(Raw records)
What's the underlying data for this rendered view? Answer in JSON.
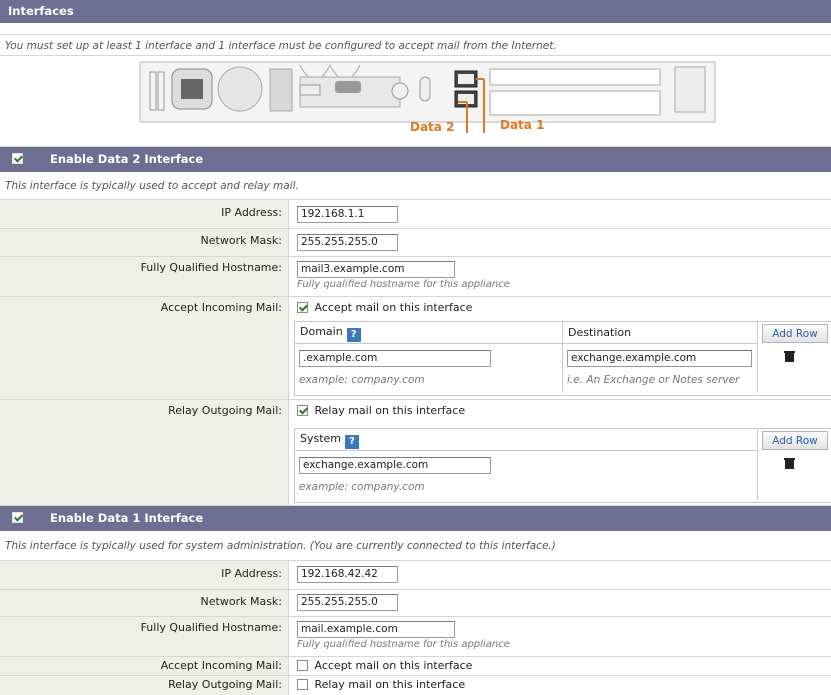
{
  "header": {
    "title": "Interfaces"
  },
  "intro_note": "You must set up at least 1 interface and 1 interface must be configured to accept mail from the Internet.",
  "diagram": {
    "data2_label": "Data 2",
    "data1_label": "Data 1",
    "accent_color": "#e07a1f"
  },
  "data2": {
    "checked": true,
    "title": "Enable Data 2 Interface",
    "note": "This interface is typically used to accept and relay mail.",
    "ip_label": "IP Address:",
    "ip_value": "192.168.1.1",
    "mask_label": "Network Mask:",
    "mask_value": "255.255.255.0",
    "fqdn_label": "Fully Qualified Hostname:",
    "fqdn_value": "mail3.example.com",
    "fqdn_hint": "Fully qualified hostname for this appliance",
    "accept_label": "Accept Incoming Mail:",
    "accept_checkbox_label": "Accept mail on this interface",
    "accept_checked": true,
    "domain_header": "Domain",
    "destination_header": "Destination",
    "add_row_label": "Add Row",
    "domain_value": ".example.com",
    "destination_value": "exchange.example.com",
    "domain_hint": "example: company.com",
    "destination_hint": "i.e. An Exchange or Notes server",
    "relay_label": "Relay Outgoing Mail:",
    "relay_checkbox_label": "Relay mail on this interface",
    "relay_checked": true,
    "system_header": "System",
    "system_value": "exchange.example.com",
    "system_hint": "example: company.com"
  },
  "data1": {
    "checked": true,
    "title": "Enable Data 1 Interface",
    "note": "This interface is typically used for system administration.  (You are currently connected to this interface.)",
    "ip_label": "IP Address:",
    "ip_value": "192.168.42.42",
    "mask_label": "Network Mask:",
    "mask_value": "255.255.255.0",
    "fqdn_label": "Fully Qualified Hostname:",
    "fqdn_value": "mail.example.com",
    "fqdn_hint": "Fully qualified hostname for this appliance",
    "accept_label": "Accept Incoming Mail:",
    "accept_checkbox_label": "Accept mail on this interface",
    "accept_checked": false,
    "relay_label": "Relay Outgoing Mail:",
    "relay_checkbox_label": "Relay mail on this interface",
    "relay_checked": false
  }
}
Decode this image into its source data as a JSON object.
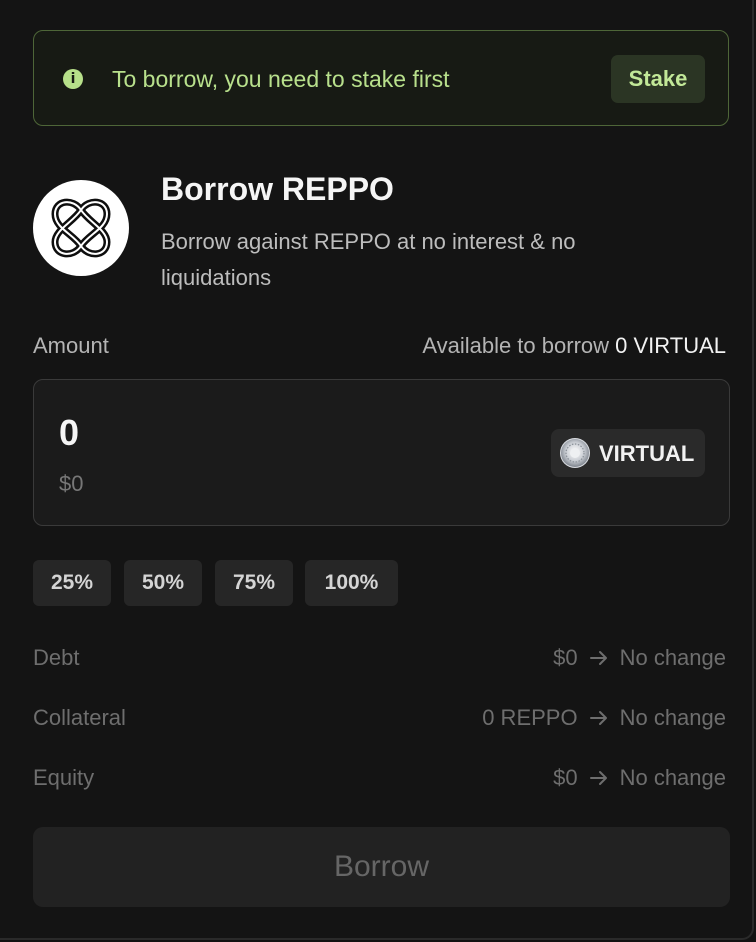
{
  "alert": {
    "message": "To borrow, you need to stake first",
    "action_label": "Stake",
    "icon": "info-icon"
  },
  "header": {
    "logo_icon": "reppo-logo-icon",
    "title": "Borrow REPPO",
    "subtitle": "Borrow against REPPO at no interest & no liquidations"
  },
  "amount": {
    "label": "Amount",
    "available_prefix": "Available to borrow",
    "available_value": "0 VIRTUAL",
    "input_value": "0",
    "usd_value": "$0",
    "token_label": "VIRTUAL",
    "token_icon": "virtual-token-icon"
  },
  "percent_buttons": [
    "25%",
    "50%",
    "75%",
    "100%"
  ],
  "summary": [
    {
      "label": "Debt",
      "current": "$0",
      "change": "No change"
    },
    {
      "label": "Collateral",
      "current": "0 REPPO",
      "change": "No change"
    },
    {
      "label": "Equity",
      "current": "$0",
      "change": "No change"
    }
  ],
  "borrow_button": {
    "label": "Borrow"
  },
  "colors": {
    "background": "#141414",
    "alert_border": "#4e6638",
    "alert_text": "#b8e08c",
    "muted_text": "#6e6e6e"
  }
}
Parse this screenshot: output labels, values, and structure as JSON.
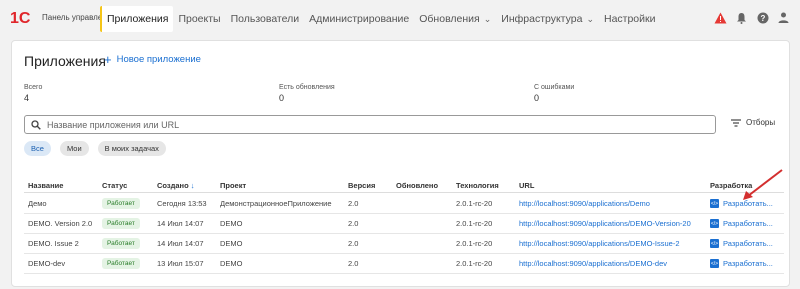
{
  "header": {
    "logo_text": "1С",
    "app_title": "Панель управления",
    "nav": [
      {
        "label": "Приложения",
        "active": true,
        "dropdown": false
      },
      {
        "label": "Проекты",
        "active": false,
        "dropdown": false
      },
      {
        "label": "Пользователи",
        "active": false,
        "dropdown": false
      },
      {
        "label": "Администрирование",
        "active": false,
        "dropdown": false
      },
      {
        "label": "Обновления",
        "active": false,
        "dropdown": true
      },
      {
        "label": "Инфраструктура",
        "active": false,
        "dropdown": true
      },
      {
        "label": "Настройки",
        "active": false,
        "dropdown": false
      }
    ],
    "icons": [
      "warning-icon",
      "bell-icon",
      "help-icon",
      "user-icon"
    ],
    "accent_color": "#f5c518",
    "warning_color": "#e53935"
  },
  "page": {
    "title": "Приложения",
    "new_app_label": "Новое приложение",
    "stats": [
      {
        "label": "Всего",
        "value": "4"
      },
      {
        "label": "Есть обновления",
        "value": "0"
      },
      {
        "label": "С ошибками",
        "value": "0"
      }
    ],
    "search_placeholder": "Название приложения или URL",
    "filters_label": "Отборы",
    "chips": [
      {
        "label": "Все",
        "active": true
      },
      {
        "label": "Мои",
        "active": false
      },
      {
        "label": "В моих задачах",
        "active": false
      }
    ]
  },
  "table": {
    "columns": [
      "Название",
      "Статус",
      "Создано",
      "Проект",
      "Версия",
      "Обновлено",
      "Технология",
      "URL",
      "Разработка"
    ],
    "sort_indicator": "↓",
    "rows": [
      {
        "name": "Демо",
        "status": "Работает",
        "created": "Сегодня 13:53",
        "project": "ДемонстрационноеПриложение",
        "version": "2.0",
        "updated": "",
        "tech": "2.0.1-rc-20",
        "url": "http://localhost:9090/applications/Demo",
        "dev": "Разработать..."
      },
      {
        "name": "DEMO. Version 2.0",
        "status": "Работает",
        "created": "14 Июл 14:07",
        "project": "DEMO",
        "version": "2.0",
        "updated": "",
        "tech": "2.0.1-rc-20",
        "url": "http://localhost:9090/applications/DEMO-Version-20",
        "dev": "Разработать..."
      },
      {
        "name": "DEMO. Issue 2",
        "status": "Работает",
        "created": "14 Июл 14:07",
        "project": "DEMO",
        "version": "2.0",
        "updated": "",
        "tech": "2.0.1-rc-20",
        "url": "http://localhost:9090/applications/DEMO-Issue-2",
        "dev": "Разработать..."
      },
      {
        "name": "DEMO-dev",
        "status": "Работает",
        "created": "13 Июл 15:07",
        "project": "DEMO",
        "version": "2.0",
        "updated": "",
        "tech": "2.0.1-rc-20",
        "url": "http://localhost:9090/applications/DEMO-dev",
        "dev": "Разработать..."
      }
    ]
  },
  "colors": {
    "link": "#1a6fd1",
    "status_ok": "#2a7d2a",
    "annotation_arrow": "#d32f2f"
  }
}
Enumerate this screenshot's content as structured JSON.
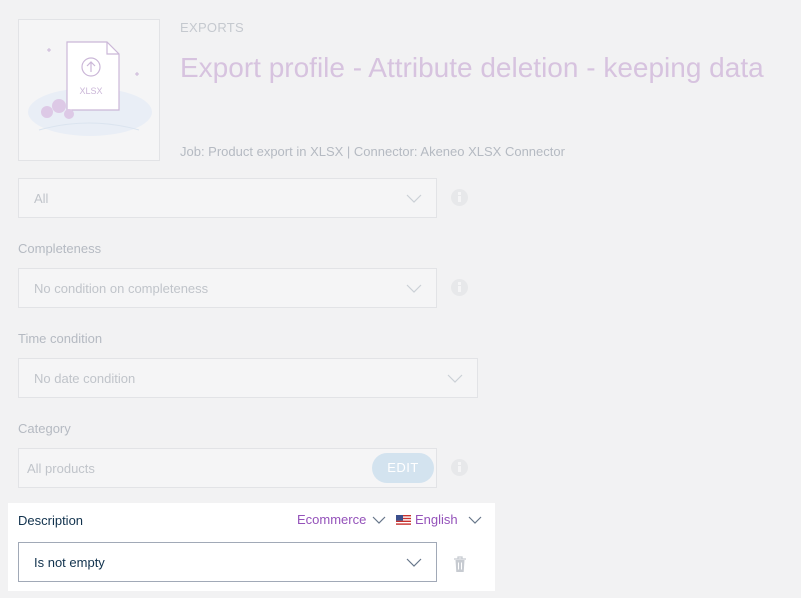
{
  "header": {
    "breadcrumb": "EXPORTS",
    "title": "Export profile - Attribute deletion - keeping data",
    "subtitle": "Job: Product export in XLSX | Connector: Akeneo XLSX Connector",
    "illustration_label": "XLSX"
  },
  "filters": {
    "status": {
      "value": "All"
    },
    "completeness": {
      "label": "Completeness",
      "value": "No condition on completeness"
    },
    "time": {
      "label": "Time condition",
      "value": "No date condition"
    },
    "category": {
      "label": "Category",
      "value": "All products",
      "edit_label": "EDIT"
    }
  },
  "active_filter": {
    "label": "Description",
    "scope": "Ecommerce",
    "locale": "English",
    "operator": "Is not empty"
  },
  "colors": {
    "accent": "#9452ba",
    "text_dark": "#11324d",
    "edit_button": "#d3e3ef"
  }
}
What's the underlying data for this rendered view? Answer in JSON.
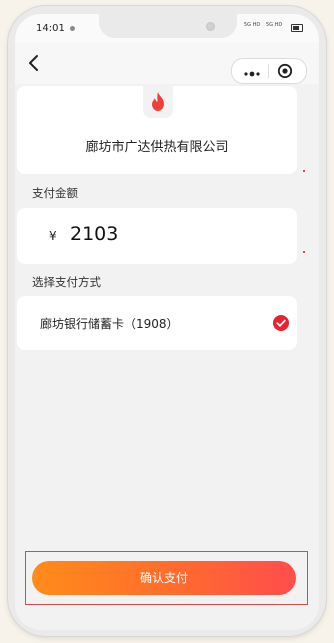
{
  "status_bar": {
    "time": "14:01",
    "signal_1": "5G HD",
    "signal_2": "5G HD"
  },
  "nav": {
    "back_icon": "chevron-left-icon",
    "more_icon": "more-dots-icon",
    "target_icon": "target-icon"
  },
  "merchant": {
    "logo_icon": "flame-icon",
    "name": "廊坊市广达供热有限公司"
  },
  "amount_section": {
    "label": "支付金额",
    "currency": "¥",
    "value": "2103"
  },
  "method_section": {
    "label": "选择支付方式",
    "bank": "廊坊银行储蓄卡（1908）",
    "check_icon": "check-circle-icon"
  },
  "confirm_button": {
    "label": "确认支付"
  },
  "colors": {
    "accent_start": "#ff8c1a",
    "accent_end": "#ff4d4d",
    "check_red": "#e8222e",
    "flame_red": "#ef3f3a",
    "highlight_border": "#d64a4a"
  }
}
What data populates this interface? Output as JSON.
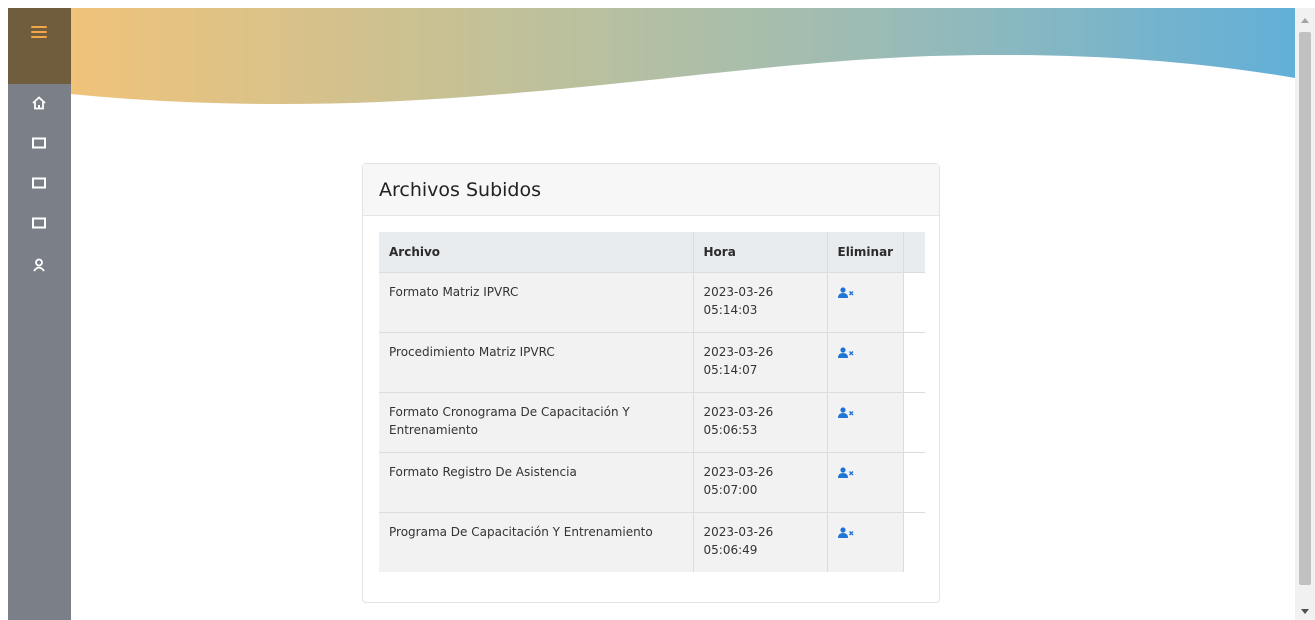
{
  "card": {
    "title": "Archivos Subidos"
  },
  "table": {
    "headers": [
      "Archivo",
      "Hora",
      "Eliminar"
    ],
    "rows": [
      {
        "archivo": "Formato Matriz IPVRC",
        "fecha": "2023-03-26",
        "hora": "05:14:03"
      },
      {
        "archivo": "Procedimiento Matriz IPVRC",
        "fecha": "2023-03-26",
        "hora": "05:14:07"
      },
      {
        "archivo": "Formato Cronograma De Capacitación Y Entrenamiento",
        "fecha": "2023-03-26",
        "hora": "05:06:53"
      },
      {
        "archivo": "Formato Registro De Asistencia",
        "fecha": "2023-03-26",
        "hora": "05:07:00"
      },
      {
        "archivo": "Programa De Capacitación Y Entrenamiento",
        "fecha": "2023-03-26",
        "hora": "05:06:49"
      }
    ]
  },
  "sidebar": {
    "icons": [
      "home-icon",
      "folder-icon",
      "folder-icon",
      "folder-icon",
      "user-icon"
    ]
  },
  "colors": {
    "accent_orange": "#f2a646",
    "sidebar": "#7b8088",
    "delete_icon": "#1f75d6"
  }
}
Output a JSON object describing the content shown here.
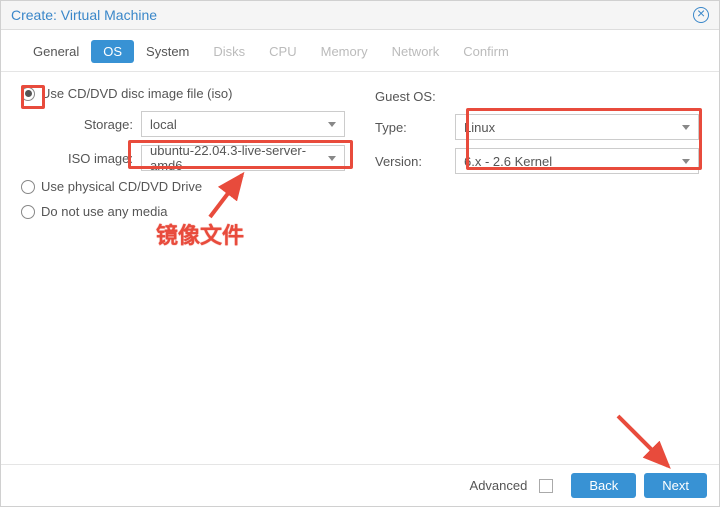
{
  "titlebar": {
    "title": "Create: Virtual Machine"
  },
  "tabs": [
    {
      "label": "General"
    },
    {
      "label": "OS"
    },
    {
      "label": "System"
    },
    {
      "label": "Disks"
    },
    {
      "label": "CPU"
    },
    {
      "label": "Memory"
    },
    {
      "label": "Network"
    },
    {
      "label": "Confirm"
    }
  ],
  "left": {
    "radio_iso": "Use CD/DVD disc image file (iso)",
    "storage_label": "Storage:",
    "storage_value": "local",
    "iso_label": "ISO image:",
    "iso_value": "ubuntu-22.04.3-live-server-amd6",
    "radio_physical": "Use physical CD/DVD Drive",
    "radio_none": "Do not use any media"
  },
  "right": {
    "guest_os": "Guest OS:",
    "type_label": "Type:",
    "type_value": "Linux",
    "version_label": "Version:",
    "version_value": "6.x - 2.6 Kernel"
  },
  "footer": {
    "advanced": "Advanced",
    "back": "Back",
    "next": "Next"
  },
  "annotation": {
    "text": "镜像文件"
  }
}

_Given task_:
How many lines of the records contain the string "content"? Respond with the number alone.

_Result for this task_:
2